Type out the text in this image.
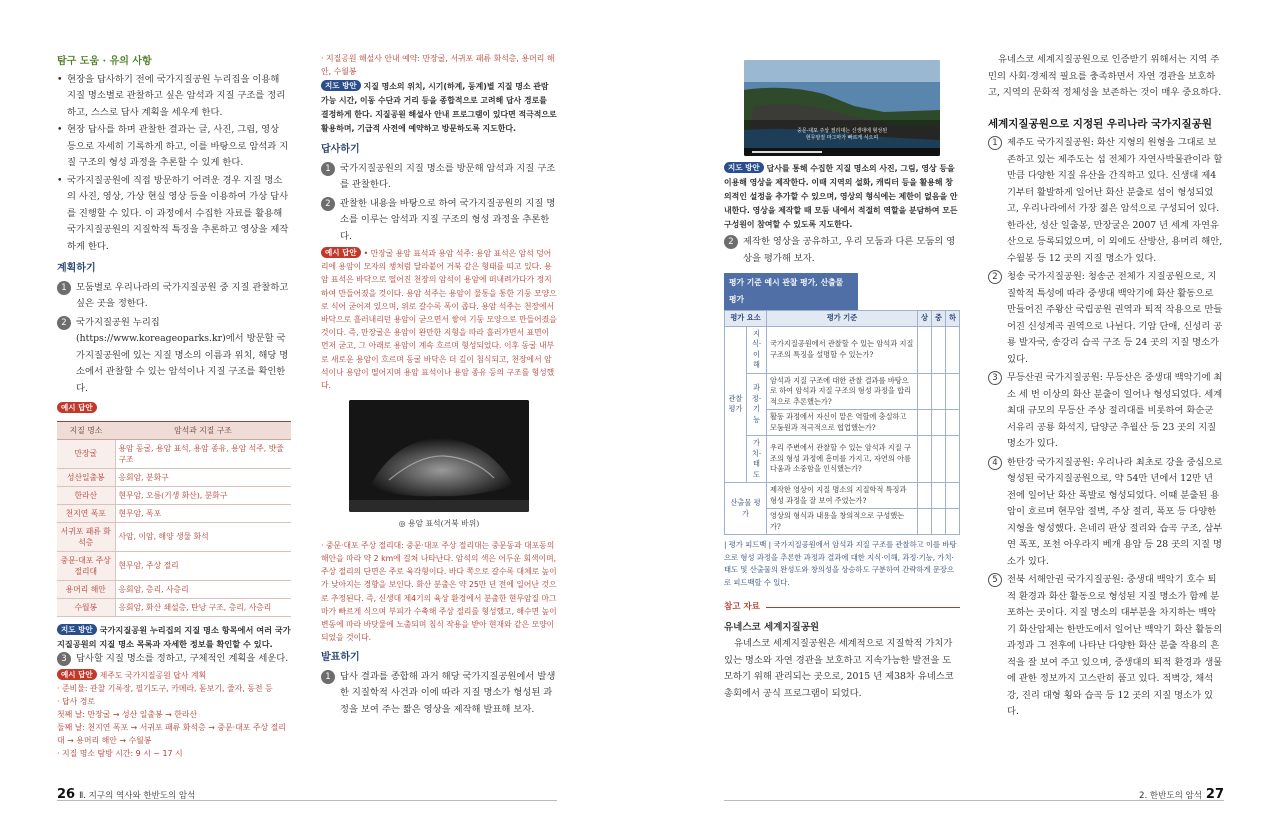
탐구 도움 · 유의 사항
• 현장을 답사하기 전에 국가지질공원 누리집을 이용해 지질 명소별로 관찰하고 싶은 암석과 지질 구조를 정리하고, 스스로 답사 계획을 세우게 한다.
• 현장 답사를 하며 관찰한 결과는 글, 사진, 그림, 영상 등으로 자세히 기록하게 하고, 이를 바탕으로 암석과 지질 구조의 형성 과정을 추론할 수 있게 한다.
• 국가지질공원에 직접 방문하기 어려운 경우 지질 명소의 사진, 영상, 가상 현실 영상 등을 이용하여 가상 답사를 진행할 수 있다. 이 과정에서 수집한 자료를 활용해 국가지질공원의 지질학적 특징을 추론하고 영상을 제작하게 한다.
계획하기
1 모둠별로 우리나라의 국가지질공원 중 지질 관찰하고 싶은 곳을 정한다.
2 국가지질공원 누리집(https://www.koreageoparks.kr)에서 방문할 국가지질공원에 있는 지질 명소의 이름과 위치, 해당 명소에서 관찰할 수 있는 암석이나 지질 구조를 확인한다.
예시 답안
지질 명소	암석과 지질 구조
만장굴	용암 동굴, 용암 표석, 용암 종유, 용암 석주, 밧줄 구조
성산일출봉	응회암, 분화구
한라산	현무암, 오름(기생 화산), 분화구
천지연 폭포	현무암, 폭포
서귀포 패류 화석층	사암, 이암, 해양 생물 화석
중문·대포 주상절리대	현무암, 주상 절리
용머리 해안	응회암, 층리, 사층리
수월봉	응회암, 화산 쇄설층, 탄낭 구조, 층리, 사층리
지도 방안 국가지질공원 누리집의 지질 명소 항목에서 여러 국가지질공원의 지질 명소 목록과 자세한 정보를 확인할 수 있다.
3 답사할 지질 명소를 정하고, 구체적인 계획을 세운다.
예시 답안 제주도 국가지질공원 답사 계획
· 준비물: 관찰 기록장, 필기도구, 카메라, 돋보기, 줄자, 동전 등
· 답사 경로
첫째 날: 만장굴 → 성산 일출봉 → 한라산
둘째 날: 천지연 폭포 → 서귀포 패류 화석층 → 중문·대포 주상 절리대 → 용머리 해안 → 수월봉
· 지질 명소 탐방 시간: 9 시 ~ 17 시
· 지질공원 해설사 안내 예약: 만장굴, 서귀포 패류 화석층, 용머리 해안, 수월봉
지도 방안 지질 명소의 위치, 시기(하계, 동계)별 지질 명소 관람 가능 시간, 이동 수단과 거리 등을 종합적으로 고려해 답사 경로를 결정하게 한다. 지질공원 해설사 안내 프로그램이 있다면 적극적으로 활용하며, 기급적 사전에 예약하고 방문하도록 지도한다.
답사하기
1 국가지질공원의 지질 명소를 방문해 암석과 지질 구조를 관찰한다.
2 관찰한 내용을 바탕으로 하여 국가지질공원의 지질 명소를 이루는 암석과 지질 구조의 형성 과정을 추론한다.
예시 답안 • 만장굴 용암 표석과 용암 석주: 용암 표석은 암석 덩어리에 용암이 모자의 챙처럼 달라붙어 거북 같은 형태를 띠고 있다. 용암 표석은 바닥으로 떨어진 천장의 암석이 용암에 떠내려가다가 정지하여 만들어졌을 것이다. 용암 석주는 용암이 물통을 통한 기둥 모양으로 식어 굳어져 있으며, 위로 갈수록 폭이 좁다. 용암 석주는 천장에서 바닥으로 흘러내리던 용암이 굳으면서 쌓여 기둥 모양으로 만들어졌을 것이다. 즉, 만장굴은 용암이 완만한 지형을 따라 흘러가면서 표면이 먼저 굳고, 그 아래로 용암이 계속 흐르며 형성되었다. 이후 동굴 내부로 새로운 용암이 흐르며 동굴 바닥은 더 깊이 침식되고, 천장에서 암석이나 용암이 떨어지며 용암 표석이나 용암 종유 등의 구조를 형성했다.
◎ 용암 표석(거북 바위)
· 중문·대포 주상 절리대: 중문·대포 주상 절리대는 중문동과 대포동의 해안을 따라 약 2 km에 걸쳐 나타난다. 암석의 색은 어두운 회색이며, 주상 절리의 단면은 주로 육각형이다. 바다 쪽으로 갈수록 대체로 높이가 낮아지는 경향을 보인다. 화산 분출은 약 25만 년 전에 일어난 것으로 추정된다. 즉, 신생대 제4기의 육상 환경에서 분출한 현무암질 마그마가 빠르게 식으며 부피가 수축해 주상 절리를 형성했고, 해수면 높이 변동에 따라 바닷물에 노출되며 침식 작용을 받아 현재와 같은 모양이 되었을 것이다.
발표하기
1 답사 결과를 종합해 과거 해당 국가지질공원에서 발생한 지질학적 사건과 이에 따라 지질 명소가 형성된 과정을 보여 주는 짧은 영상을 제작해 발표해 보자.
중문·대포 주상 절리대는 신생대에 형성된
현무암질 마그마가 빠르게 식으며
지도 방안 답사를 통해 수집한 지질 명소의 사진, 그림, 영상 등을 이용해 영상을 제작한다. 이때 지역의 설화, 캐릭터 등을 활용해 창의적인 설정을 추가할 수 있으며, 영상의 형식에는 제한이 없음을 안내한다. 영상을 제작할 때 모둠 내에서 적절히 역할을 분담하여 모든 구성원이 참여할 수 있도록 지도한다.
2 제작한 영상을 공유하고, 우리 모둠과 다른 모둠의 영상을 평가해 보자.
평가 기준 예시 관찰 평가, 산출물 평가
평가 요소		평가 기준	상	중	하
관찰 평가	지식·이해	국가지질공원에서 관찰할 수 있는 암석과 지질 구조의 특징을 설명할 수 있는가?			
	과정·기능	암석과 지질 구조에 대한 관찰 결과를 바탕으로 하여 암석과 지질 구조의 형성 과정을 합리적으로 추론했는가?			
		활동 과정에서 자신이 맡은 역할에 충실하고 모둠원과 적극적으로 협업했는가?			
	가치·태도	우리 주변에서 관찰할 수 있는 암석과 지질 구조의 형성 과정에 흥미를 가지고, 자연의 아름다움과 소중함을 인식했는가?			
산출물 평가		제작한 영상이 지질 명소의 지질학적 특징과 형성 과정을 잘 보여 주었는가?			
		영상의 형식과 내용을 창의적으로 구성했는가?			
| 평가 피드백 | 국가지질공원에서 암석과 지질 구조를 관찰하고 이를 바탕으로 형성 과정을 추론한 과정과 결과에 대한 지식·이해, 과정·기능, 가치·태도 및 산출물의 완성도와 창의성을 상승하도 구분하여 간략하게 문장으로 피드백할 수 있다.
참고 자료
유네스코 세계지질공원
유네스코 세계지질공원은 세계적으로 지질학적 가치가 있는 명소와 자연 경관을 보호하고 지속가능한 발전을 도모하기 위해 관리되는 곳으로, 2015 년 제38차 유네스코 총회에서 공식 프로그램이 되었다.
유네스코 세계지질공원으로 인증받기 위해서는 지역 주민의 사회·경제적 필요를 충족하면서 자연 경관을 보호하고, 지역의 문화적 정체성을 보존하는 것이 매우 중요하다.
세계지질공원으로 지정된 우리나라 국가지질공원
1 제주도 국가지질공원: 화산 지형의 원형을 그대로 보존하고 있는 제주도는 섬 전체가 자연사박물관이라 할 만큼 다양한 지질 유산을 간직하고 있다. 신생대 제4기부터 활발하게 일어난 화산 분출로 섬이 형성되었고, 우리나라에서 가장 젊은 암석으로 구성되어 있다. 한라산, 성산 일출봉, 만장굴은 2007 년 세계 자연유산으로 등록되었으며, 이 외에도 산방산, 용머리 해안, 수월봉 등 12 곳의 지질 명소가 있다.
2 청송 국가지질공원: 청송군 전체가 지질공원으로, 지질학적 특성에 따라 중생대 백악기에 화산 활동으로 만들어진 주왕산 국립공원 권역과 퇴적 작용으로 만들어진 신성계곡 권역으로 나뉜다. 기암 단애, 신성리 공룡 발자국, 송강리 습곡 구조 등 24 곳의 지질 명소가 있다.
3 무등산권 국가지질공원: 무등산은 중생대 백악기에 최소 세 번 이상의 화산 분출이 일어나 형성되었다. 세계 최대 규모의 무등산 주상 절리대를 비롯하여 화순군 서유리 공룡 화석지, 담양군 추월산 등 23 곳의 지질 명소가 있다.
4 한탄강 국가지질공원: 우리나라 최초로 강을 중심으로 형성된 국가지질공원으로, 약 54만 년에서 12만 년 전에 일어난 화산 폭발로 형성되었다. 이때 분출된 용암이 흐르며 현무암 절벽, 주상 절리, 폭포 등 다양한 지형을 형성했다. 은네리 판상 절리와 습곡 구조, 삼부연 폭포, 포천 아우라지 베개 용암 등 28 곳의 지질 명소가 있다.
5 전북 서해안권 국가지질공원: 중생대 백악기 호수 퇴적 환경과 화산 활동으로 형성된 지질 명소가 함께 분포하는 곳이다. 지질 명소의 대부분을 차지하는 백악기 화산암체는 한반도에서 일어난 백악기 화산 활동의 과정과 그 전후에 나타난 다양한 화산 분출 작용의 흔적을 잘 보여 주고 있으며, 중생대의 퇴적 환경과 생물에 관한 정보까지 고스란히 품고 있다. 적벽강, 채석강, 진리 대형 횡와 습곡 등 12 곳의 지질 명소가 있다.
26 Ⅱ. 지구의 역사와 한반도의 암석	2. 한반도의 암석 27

□ □ □ □ □ □ □

OBJECTIVE:
Search the listing above for the string "국가지질공원에서". Copy every line that contains it.

EXERCISE RESPONSE:
1 답사 결과를 종합해 과거 해당 국가지질공원에서 발생한 지질학적 사건과 이에 따라 지질 명소가 형성된 과정을 보여 주는 짧은 영상을 제작해 발표해 보자.
관찰 평가	지식·이해	국가지질공원에서 관찰할 수 있는 암석과 지질 구조의 특징을 설명할 수 있는가?			
| 평가 피드백 | 국가지질공원에서 암석과 지질 구조를 관찰하고 이를 바탕으로 형성 과정을 추론한 과정과 결과에 대한 지식·이해, 과정·기능, 가치·태도 및 산출물의 완성도와 창의성을 상승하도 구분하여 간략하게 문장으로 피드백할 수 있다.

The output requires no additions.